■ Work required
Reproduce verbatim the lines of the records below, from the first line through the line containing "row 5 modality: 9:00- 12:00", including both of those lines.

Element location listings
# # # # #

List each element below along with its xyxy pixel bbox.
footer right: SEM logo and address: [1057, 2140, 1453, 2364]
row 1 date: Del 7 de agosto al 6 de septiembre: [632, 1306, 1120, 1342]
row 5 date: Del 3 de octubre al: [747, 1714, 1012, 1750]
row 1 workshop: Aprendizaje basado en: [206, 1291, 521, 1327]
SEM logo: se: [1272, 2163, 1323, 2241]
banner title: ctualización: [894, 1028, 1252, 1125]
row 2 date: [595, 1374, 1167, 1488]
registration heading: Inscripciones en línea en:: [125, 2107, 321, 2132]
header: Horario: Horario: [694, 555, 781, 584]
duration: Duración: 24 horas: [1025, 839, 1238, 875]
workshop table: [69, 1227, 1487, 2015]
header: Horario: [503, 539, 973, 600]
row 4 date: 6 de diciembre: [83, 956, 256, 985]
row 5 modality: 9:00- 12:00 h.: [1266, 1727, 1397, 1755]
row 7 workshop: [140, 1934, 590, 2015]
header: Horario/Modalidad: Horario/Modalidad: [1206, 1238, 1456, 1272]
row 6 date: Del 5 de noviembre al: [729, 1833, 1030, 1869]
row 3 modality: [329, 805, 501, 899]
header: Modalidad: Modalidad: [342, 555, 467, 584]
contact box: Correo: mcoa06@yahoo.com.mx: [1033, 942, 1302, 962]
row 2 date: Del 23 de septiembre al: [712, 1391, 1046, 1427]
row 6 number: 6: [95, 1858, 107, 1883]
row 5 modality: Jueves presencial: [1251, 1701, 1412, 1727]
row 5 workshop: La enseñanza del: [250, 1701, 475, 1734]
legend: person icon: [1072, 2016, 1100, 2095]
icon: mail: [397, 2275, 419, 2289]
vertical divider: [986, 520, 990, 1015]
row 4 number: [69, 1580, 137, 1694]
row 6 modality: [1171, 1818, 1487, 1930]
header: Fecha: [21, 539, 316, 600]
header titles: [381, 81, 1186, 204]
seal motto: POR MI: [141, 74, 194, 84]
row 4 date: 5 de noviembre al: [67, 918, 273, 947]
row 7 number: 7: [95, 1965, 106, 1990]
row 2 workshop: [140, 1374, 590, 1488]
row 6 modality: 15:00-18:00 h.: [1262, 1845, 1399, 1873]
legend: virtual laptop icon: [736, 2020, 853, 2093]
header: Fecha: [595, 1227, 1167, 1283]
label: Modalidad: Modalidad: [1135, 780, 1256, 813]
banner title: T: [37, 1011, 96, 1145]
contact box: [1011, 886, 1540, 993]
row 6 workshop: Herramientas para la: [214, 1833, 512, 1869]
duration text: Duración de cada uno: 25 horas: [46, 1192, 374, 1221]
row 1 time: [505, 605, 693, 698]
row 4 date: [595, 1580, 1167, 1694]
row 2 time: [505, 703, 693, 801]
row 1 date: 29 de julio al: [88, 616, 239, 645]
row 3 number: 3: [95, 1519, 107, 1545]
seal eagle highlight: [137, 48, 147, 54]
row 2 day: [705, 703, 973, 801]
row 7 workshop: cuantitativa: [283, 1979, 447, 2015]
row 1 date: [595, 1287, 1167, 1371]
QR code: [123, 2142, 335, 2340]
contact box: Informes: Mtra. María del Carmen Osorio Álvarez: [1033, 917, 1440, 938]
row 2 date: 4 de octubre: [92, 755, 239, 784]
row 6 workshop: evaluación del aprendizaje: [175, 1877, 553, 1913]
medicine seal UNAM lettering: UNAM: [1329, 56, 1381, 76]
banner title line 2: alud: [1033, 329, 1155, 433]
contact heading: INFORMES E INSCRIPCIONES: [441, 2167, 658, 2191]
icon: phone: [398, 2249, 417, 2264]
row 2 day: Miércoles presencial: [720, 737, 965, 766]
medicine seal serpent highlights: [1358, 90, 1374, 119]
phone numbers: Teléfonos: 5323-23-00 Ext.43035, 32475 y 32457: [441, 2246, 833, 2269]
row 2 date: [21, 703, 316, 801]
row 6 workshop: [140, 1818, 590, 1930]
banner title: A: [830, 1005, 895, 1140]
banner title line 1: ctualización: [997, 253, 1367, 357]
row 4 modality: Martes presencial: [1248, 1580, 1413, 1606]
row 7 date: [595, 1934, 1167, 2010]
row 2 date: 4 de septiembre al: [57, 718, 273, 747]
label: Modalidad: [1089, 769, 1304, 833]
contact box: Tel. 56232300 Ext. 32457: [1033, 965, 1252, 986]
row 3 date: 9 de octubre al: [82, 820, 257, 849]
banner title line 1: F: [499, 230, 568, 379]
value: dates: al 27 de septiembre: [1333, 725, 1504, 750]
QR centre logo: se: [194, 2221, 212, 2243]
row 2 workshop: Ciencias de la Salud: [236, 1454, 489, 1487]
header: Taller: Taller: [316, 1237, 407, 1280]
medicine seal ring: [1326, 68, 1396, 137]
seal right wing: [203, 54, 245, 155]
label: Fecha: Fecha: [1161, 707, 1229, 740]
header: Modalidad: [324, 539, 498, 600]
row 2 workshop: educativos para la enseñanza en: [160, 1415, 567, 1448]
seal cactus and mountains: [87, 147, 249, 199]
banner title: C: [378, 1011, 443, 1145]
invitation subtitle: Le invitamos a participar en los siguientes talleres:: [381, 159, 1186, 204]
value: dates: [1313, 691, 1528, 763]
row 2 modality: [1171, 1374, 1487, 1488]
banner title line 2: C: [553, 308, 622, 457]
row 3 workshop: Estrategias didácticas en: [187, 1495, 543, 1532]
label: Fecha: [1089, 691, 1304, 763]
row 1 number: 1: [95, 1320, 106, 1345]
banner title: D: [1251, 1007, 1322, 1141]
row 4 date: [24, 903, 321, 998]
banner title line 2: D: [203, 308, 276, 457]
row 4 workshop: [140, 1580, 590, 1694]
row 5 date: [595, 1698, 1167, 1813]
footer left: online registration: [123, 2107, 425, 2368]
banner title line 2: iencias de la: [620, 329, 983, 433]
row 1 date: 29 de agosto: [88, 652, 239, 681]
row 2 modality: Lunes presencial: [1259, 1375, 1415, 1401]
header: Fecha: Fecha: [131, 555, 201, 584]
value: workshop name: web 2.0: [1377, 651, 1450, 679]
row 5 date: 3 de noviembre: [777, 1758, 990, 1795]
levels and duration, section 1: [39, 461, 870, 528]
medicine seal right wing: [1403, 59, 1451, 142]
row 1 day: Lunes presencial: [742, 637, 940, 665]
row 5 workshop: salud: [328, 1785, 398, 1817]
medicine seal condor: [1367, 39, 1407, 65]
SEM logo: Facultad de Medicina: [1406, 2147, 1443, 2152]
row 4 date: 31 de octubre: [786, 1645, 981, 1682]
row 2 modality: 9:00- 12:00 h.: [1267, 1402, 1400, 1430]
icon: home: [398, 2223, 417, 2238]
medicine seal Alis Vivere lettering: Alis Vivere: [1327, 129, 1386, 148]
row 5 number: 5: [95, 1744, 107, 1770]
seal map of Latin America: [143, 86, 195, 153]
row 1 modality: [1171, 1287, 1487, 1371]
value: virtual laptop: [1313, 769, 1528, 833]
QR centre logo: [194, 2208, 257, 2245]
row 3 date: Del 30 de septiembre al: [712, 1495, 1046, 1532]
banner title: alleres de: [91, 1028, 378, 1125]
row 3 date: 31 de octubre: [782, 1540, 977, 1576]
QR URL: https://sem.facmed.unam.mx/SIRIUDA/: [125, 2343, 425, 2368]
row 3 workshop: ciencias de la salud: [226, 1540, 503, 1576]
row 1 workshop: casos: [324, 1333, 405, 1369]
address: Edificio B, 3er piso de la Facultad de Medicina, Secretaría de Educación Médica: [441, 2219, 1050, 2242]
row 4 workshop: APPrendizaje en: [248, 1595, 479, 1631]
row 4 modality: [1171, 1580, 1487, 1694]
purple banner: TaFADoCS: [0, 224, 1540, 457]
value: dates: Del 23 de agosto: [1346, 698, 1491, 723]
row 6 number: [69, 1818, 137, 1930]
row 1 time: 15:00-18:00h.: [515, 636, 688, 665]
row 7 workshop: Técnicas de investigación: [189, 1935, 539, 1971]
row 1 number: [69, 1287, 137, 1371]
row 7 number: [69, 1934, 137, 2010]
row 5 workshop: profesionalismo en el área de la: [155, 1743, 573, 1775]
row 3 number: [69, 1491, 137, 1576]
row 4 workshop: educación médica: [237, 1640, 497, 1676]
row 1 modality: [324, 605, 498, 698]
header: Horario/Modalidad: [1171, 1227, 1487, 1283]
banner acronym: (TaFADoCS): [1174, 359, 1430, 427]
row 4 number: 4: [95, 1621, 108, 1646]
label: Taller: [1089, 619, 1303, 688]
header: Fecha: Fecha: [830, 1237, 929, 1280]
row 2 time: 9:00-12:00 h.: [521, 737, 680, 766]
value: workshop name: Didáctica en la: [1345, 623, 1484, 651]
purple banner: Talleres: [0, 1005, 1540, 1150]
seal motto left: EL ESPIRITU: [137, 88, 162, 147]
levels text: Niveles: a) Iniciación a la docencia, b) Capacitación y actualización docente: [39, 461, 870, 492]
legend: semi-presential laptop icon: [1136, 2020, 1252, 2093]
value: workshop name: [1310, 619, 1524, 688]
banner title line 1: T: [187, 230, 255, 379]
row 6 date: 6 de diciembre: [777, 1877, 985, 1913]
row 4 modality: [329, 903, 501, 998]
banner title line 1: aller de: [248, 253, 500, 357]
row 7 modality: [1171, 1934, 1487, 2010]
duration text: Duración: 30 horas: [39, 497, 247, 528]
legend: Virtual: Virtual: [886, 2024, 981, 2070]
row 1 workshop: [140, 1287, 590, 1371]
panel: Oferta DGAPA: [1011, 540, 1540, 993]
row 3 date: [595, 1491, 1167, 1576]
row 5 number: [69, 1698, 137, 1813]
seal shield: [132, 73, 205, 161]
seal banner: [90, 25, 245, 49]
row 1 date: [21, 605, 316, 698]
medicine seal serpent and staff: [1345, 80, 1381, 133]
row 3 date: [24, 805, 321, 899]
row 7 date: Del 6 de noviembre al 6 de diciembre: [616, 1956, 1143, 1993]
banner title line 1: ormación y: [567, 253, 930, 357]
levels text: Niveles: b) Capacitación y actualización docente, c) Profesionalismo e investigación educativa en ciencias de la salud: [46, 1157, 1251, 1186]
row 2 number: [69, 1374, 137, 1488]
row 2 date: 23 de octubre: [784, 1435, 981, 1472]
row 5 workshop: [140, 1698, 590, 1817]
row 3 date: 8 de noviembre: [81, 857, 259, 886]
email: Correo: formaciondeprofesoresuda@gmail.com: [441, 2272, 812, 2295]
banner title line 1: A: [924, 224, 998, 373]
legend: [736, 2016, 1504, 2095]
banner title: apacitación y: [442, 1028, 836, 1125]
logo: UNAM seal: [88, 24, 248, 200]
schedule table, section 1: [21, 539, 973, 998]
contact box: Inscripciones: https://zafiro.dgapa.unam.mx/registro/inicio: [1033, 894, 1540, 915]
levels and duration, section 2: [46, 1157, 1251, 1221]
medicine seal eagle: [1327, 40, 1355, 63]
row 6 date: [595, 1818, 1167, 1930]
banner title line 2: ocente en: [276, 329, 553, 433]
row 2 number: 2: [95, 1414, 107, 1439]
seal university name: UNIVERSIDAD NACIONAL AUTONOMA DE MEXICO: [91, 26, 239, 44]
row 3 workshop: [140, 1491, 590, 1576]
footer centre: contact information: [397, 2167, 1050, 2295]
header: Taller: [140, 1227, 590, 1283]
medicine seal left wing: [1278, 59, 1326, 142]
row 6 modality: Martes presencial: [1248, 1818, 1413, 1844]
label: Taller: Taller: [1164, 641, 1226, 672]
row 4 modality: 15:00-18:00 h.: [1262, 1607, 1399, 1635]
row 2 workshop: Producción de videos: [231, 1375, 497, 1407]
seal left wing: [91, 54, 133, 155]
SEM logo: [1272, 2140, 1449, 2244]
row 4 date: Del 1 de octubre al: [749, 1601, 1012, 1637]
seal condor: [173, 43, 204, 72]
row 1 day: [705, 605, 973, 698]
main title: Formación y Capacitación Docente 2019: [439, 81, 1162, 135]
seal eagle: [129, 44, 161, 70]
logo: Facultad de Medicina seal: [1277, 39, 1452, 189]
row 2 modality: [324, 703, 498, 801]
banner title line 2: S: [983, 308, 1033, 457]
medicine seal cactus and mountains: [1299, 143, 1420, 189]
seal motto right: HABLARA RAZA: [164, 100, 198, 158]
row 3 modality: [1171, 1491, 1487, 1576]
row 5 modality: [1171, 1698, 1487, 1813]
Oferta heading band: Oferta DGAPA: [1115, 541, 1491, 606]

# # # # #

■ Correct result
List each element below along with its xyxy pixel bbox.
footer right: SEM logo and address: [1057, 2140, 1453, 2364]
row 1 date: Del 7 de agosto al 6 de septiembre: [632, 1306, 1120, 1342]
row 5 date: Del 3 de octubre al: [747, 1714, 1012, 1750]
row 1 workshop: Aprendizaje basado en: [206, 1291, 521, 1327]
SEM logo: se: [1272, 2163, 1323, 2241]
banner title: ctualización: [894, 1028, 1252, 1125]
row 2 date: [595, 1374, 1167, 1488]
registration heading: Inscripciones en línea en:: [125, 2107, 321, 2132]
header: Horario: Horario: [694, 555, 781, 584]
duration: Duración: 24 horas: [1025, 839, 1238, 875]
workshop table: [69, 1227, 1487, 2015]
header: Horario: [503, 539, 973, 600]
row 4 date: 6 de diciembre: [83, 956, 256, 985]
row 5 modality: 9:00- 12:00 h.: [1266, 1727, 1397, 1755]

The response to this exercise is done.